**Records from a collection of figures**
-=-=-

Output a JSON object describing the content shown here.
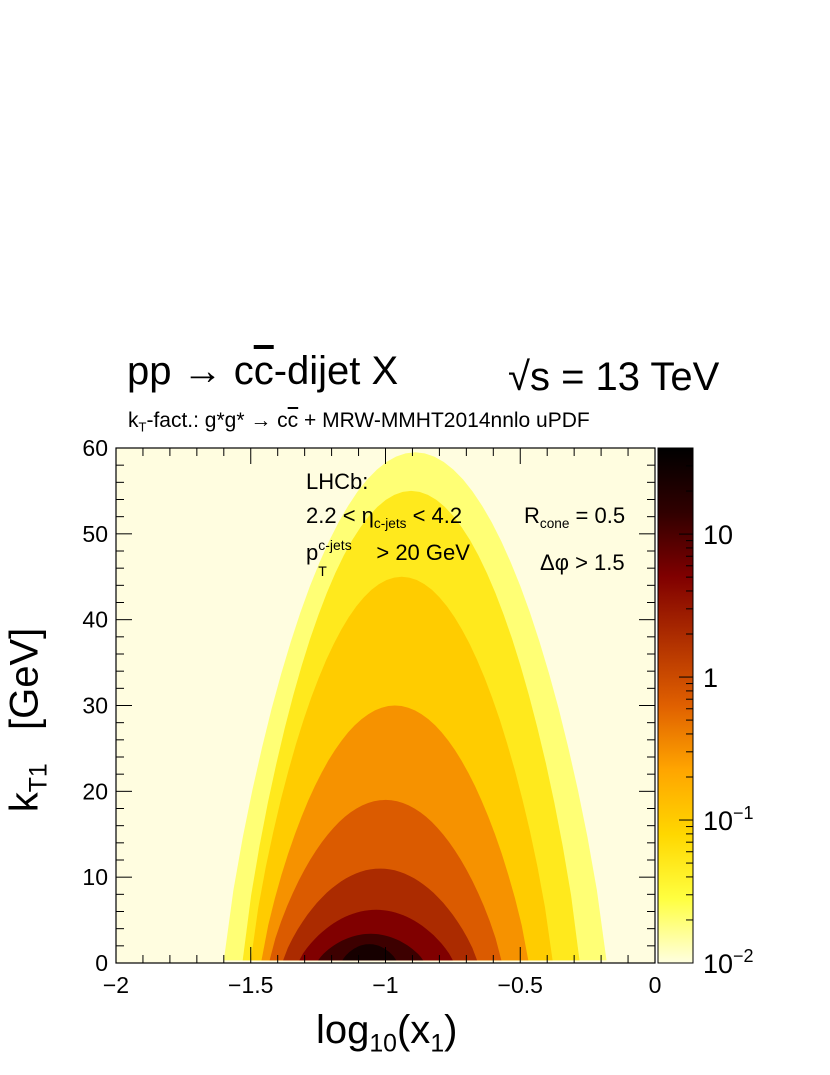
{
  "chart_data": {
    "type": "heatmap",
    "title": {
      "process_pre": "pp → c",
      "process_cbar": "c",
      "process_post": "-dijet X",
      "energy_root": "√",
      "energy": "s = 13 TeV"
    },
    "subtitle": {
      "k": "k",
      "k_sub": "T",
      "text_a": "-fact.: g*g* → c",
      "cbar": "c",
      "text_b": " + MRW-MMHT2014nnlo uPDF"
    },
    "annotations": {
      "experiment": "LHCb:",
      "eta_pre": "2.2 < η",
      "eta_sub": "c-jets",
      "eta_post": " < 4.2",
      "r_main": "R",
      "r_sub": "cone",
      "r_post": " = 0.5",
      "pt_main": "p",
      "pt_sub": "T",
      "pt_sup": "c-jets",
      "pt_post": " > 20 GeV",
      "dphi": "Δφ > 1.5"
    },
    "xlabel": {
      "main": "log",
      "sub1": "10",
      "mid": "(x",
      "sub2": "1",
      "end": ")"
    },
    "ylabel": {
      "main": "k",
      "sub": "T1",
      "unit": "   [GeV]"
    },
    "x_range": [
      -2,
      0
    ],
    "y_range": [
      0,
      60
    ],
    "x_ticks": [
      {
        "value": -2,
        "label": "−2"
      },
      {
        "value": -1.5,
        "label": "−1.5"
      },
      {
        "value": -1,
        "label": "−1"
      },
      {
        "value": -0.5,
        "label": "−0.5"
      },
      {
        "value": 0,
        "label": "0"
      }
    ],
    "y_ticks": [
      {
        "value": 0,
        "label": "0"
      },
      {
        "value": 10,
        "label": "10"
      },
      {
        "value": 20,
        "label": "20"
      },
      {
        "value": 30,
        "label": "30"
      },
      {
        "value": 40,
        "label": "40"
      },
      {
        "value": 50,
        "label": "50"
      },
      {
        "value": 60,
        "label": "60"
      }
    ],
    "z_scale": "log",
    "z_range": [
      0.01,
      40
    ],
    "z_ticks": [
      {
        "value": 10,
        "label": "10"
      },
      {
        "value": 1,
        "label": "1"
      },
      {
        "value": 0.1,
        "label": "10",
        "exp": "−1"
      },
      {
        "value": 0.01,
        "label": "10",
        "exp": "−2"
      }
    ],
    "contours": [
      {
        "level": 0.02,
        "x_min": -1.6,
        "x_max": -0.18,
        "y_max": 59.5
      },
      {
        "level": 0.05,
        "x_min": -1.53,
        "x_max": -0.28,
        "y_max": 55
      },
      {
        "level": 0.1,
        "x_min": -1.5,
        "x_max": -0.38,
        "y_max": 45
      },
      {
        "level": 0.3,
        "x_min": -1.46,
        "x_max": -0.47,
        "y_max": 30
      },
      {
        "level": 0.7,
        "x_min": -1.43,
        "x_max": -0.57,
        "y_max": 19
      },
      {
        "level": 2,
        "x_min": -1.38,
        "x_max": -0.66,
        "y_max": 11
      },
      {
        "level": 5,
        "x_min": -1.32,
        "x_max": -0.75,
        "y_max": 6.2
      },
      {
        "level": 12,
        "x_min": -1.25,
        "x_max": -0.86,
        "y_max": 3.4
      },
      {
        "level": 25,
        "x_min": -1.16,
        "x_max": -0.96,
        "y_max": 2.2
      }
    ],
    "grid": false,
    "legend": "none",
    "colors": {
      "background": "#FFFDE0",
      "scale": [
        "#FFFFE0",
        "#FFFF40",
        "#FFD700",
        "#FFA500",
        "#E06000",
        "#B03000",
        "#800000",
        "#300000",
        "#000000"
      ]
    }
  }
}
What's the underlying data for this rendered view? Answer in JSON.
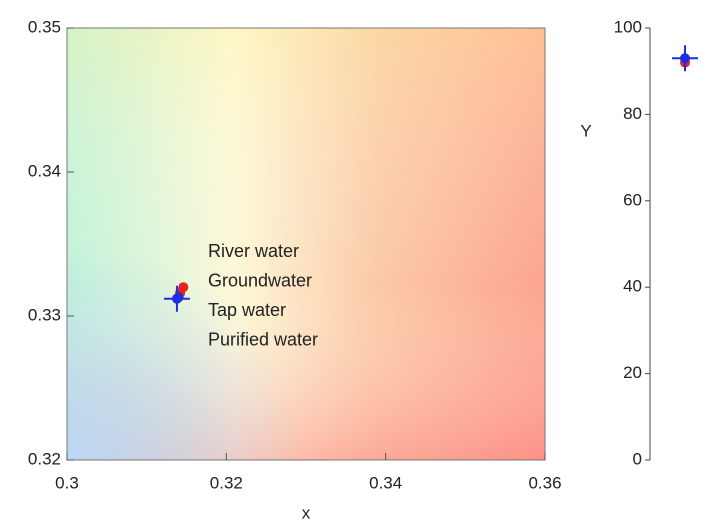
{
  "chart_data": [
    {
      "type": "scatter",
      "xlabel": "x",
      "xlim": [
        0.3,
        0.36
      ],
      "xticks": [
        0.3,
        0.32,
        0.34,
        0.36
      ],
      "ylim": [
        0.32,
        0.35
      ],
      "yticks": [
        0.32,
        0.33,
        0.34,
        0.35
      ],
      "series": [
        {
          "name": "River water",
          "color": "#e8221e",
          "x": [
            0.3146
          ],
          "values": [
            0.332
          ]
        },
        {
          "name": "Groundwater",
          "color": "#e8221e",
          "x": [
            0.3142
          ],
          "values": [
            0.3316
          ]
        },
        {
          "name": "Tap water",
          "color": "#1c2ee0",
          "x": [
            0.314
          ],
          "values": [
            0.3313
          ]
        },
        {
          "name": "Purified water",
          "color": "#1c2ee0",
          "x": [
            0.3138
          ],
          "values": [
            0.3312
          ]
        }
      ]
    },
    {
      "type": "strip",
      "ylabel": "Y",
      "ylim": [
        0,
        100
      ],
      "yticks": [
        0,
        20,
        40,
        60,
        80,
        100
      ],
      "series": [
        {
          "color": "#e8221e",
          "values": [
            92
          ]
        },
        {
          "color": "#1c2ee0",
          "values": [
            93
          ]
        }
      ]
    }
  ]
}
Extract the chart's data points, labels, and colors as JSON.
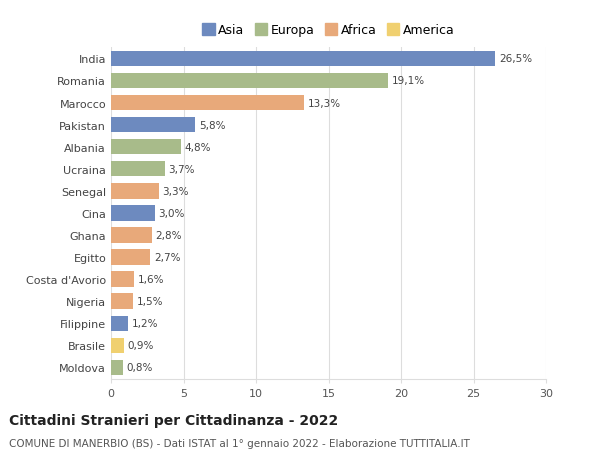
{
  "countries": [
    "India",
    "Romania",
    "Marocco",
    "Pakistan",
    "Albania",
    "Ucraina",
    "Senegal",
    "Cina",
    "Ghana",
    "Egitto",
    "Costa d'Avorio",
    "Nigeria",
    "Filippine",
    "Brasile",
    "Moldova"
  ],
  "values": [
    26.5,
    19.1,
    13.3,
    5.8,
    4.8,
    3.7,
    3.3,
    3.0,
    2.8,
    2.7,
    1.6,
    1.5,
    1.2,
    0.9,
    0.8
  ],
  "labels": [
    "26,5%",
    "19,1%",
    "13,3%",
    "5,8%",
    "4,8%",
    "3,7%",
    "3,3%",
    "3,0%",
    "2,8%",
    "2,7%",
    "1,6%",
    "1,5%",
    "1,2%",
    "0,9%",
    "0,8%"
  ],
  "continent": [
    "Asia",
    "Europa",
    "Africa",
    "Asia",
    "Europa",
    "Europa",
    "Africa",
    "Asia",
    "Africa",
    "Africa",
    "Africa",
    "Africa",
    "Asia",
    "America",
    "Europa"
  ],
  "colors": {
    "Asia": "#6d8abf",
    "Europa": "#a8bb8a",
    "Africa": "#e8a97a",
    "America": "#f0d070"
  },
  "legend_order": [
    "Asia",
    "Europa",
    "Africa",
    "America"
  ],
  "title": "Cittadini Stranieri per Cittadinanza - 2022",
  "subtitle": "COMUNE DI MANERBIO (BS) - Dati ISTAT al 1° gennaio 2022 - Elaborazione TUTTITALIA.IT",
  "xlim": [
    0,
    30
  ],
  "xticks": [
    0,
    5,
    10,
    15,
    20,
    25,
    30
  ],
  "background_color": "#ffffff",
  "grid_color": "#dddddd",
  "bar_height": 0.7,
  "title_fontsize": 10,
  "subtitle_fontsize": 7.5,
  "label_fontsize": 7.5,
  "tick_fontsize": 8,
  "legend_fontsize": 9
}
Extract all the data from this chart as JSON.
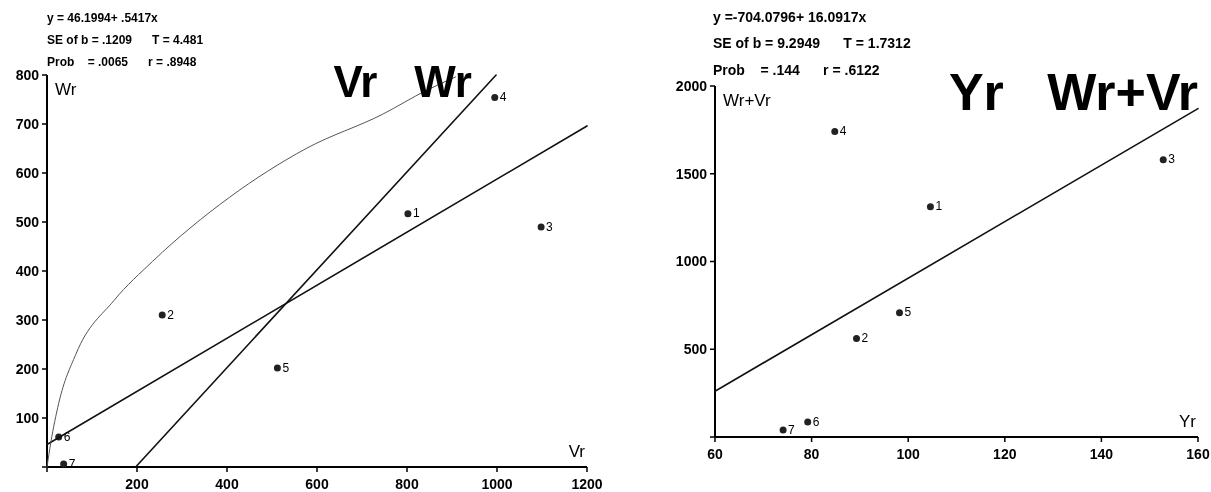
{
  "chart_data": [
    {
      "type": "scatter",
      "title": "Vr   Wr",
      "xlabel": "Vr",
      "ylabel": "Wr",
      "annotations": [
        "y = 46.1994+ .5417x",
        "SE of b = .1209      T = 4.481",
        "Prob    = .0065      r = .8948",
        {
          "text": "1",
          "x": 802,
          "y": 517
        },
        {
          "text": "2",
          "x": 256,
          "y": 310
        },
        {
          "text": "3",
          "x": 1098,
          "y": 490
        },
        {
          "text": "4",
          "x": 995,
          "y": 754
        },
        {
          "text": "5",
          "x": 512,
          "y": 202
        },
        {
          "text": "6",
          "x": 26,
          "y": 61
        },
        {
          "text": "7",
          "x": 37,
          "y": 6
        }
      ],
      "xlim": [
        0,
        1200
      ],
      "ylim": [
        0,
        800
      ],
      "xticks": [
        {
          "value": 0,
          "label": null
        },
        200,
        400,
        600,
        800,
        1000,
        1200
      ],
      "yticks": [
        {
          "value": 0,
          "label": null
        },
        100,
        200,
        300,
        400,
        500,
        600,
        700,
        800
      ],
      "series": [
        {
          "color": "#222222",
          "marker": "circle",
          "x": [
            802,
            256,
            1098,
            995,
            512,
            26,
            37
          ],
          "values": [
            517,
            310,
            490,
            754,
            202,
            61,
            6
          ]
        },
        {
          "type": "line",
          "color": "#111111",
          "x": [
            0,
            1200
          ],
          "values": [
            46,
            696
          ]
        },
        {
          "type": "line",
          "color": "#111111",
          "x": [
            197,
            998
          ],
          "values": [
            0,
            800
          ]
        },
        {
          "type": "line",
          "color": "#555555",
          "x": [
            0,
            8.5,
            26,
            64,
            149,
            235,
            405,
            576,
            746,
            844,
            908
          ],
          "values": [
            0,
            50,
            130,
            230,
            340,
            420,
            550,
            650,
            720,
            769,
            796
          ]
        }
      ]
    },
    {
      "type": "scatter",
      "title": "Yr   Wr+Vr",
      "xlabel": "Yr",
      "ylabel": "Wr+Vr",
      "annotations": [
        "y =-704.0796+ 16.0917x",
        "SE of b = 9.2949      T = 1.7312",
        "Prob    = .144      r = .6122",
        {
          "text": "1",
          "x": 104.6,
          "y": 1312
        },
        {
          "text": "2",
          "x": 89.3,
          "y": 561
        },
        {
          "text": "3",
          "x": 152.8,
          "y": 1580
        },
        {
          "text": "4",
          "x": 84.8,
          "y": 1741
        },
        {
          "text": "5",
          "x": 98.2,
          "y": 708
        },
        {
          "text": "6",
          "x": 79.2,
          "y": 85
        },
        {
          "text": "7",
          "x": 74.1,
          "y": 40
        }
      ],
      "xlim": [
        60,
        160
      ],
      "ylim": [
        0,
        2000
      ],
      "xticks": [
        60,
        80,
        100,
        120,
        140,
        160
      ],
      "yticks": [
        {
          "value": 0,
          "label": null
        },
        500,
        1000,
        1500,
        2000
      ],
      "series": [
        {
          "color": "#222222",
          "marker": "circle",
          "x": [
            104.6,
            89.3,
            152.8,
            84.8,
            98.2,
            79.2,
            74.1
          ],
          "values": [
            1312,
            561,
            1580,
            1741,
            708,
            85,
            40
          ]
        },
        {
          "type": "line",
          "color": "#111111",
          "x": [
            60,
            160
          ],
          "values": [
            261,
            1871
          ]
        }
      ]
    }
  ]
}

-=-=-

**Exercise**
Show, from the material above, each line that includes the string "colors".

**Problem solution**
    "colors": {
Extract the chart's data points, labels, and colors as JSON.
  "colors": {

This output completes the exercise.